◆ GIVEN REQUEST: Please return the full listing below without altering anything.

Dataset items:
..............................
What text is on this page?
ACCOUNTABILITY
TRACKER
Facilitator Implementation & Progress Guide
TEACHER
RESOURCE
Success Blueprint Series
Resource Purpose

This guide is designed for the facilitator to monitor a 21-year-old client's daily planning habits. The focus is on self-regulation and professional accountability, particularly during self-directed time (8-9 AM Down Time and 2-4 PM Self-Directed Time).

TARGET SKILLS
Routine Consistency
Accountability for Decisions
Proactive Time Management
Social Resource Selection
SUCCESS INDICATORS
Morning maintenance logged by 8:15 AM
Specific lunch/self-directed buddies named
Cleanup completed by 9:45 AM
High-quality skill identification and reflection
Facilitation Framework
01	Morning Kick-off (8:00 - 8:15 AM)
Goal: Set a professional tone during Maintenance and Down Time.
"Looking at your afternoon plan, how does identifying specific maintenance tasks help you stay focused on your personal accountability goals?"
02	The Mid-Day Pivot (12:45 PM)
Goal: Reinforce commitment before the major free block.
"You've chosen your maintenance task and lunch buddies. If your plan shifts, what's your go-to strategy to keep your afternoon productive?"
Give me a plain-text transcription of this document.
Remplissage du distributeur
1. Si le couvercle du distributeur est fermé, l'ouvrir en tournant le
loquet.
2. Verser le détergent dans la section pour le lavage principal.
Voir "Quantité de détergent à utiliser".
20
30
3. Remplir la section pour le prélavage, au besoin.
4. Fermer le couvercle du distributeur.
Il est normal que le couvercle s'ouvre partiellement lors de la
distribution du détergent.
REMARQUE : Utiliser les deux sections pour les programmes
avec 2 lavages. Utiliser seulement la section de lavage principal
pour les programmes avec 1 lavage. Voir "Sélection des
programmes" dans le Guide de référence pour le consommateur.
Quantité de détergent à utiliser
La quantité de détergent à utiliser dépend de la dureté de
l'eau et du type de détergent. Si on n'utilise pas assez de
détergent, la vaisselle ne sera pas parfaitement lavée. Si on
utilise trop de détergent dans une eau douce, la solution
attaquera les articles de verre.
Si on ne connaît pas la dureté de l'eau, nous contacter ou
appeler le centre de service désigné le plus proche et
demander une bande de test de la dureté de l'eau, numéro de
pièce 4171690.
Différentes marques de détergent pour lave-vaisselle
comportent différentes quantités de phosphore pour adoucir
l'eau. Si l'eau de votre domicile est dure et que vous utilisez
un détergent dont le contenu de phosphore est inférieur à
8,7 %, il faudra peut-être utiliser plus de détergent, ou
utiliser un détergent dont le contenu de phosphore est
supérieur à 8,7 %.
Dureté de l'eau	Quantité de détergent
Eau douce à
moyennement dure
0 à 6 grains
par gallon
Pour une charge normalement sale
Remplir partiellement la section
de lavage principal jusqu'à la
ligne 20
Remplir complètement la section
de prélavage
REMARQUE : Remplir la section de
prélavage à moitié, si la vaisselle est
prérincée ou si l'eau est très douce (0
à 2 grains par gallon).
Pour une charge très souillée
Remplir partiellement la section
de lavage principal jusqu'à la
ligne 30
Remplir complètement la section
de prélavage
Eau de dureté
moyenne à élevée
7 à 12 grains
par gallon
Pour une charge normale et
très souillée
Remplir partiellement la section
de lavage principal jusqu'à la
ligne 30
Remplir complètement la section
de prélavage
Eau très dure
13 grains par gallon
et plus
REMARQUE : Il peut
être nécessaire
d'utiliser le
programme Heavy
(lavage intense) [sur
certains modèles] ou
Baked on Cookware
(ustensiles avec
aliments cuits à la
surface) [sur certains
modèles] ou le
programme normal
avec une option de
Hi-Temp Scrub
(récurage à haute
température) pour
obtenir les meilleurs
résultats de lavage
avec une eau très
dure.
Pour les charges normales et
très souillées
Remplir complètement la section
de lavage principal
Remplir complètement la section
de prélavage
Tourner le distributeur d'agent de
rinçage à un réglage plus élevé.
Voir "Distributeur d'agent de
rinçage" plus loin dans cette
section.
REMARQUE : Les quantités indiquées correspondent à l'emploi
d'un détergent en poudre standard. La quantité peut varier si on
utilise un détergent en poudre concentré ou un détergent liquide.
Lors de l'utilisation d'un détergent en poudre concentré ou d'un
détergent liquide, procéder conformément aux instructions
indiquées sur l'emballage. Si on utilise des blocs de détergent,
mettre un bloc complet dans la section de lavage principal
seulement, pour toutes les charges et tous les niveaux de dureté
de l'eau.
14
..............................
◆ RESPONSE TO THE TASK:
What text is on this page?
ACCOUNTABILITY
TRACKER
Facilitator Implementation & Progress Guide
TEACHER
RESOURCE
Success Blueprint Series
Resource Purpose

This guide is designed for the facilitator to monitor a 21-year-old client's daily planning habits. The focus is on self-regulation and professional accountability, particularly during self-directed time (8-9 AM Down Time and 2-4 PM Self-Directed Time).

TARGET SKILLS
Routine Consistency
Accountability for Decisions
Proactive Time Management
Social Resource Selection
SUCCESS INDICATORS
Morning maintenance logged by 8:15 AM
Specific lunch/self-directed buddies named
Cleanup completed by 9:45 AM
High-quality skill identification and reflection
Facilitation Framework
01	Morning Kick-off (8:00 - 8:15 AM)
Goal: Set a professional tone during Maintenance and Down Time.
"Looking at your afternoon plan, how does identifying specific maintenance tasks help you stay focused on your personal accountability goals?"
02	The Mid-Day Pivot (12:45 PM)
Goal: Reinforce commitment before the major free block.
"You've chosen your maintenance task and lunch buddies. If your plan shifts, what's your go-to strategy to keep your afternoon productive?"
Give me a plain-text transcription of this document.
Remplissage du distributeur
1. Si le couvercle du distributeur est fermé, l'ouvrir en tournant le
loquet.
2. Verser le détergent dans la section pour le lavage principal.
Voir "Quantité de détergent à utiliser".
20
30
3. Remplir la section pour le prélavage, au besoin.
4. Fermer le couvercle du distributeur.
Il est normal que le couvercle s'ouvre partiellement lors de la
distribution du détergent.
REMARQUE : Utiliser les deux sections pour les programmes
avec 2 lavages. Utiliser seulement la section de lavage principal
pour les programmes avec 1 lavage. Voir "Sélection des
programmes" dans le Guide de référence pour le consommateur.
Quantité de détergent à utiliser
La quantité de détergent à utiliser dépend de la dureté de
l'eau et du type de détergent. Si on n'utilise pas assez de
détergent, la vaisselle ne sera pas parfaitement lavée. Si on
utilise trop de détergent dans une eau douce, la solution
attaquera les articles de verre.
Si on ne connaît pas la dureté de l'eau, nous contacter ou
appeler le centre de service désigné le plus proche et
demander une bande de test de la dureté de l'eau, numéro de
pièce 4171690.
Différentes marques de détergent pour lave-vaisselle
comportent différentes quantités de phosphore pour adoucir
l'eau. Si l'eau de votre domicile est dure et que vous utilisez
un détergent dont le contenu de phosphore est inférieur à
8,7 %, il faudra peut-être utiliser plus de détergent, ou
utiliser un détergent dont le contenu de phosphore est
supérieur à 8,7 %.
Dureté de l'eau	Quantité de détergent
Eau douce à
moyennement dure
0 à 6 grains
par gallon
Pour une charge normalement sale
Remplir partiellement la section
de lavage principal jusqu'à la
ligne 20
Remplir complètement la section
de prélavage
REMARQUE : Remplir la section de
prélavage à moitié, si la vaisselle est
prérincée ou si l'eau est très douce (0
à 2 grains par gallon).
Pour une charge très souillée
Remplir partiellement la section
de lavage principal jusqu'à la
ligne 30
Remplir complètement la section
de prélavage
Eau de dureté
moyenne à élevée
7 à 12 grains
par gallon
Pour une charge normale et
très souillée
Remplir partiellement la section
de lavage principal jusqu'à la
ligne 30
Remplir complètement la section
de prélavage
Eau très dure
13 grains par gallon
et plus
REMARQUE : Il peut
être nécessaire
d'utiliser le
programme Heavy
(lavage intense) [sur
certains modèles] ou
Baked on Cookware
(ustensiles avec
aliments cuits à la
surface) [sur certains
modèles] ou le
programme normal
avec une option de
Hi-Temp Scrub
(récurage à haute
température) pour
obtenir les meilleurs
résultats de lavage
avec une eau très
dure.
Pour les charges normales et
très souillées
Remplir complètement la section
de lavage principal
Remplir complètement la section
de prélavage
Tourner le distributeur d'agent de
rinçage à un réglage plus élevé.
Voir "Distributeur d'agent de
rinçage" plus loin dans cette
section.
REMARQUE : Les quantités indiquées correspondent à l'emploi
d'un détergent en poudre standard. La quantité peut varier si on
utilise un détergent en poudre concentré ou un détergent liquide.
Lors de l'utilisation d'un détergent en poudre concentré ou d'un
détergent liquide, procéder conformément aux instructions
indiquées sur l'emballage. Si on utilise des blocs de détergent,
mettre un bloc complet dans la section de lavage principal
seulement, pour toutes les charges et tous les niveaux de dureté
de l'eau.
14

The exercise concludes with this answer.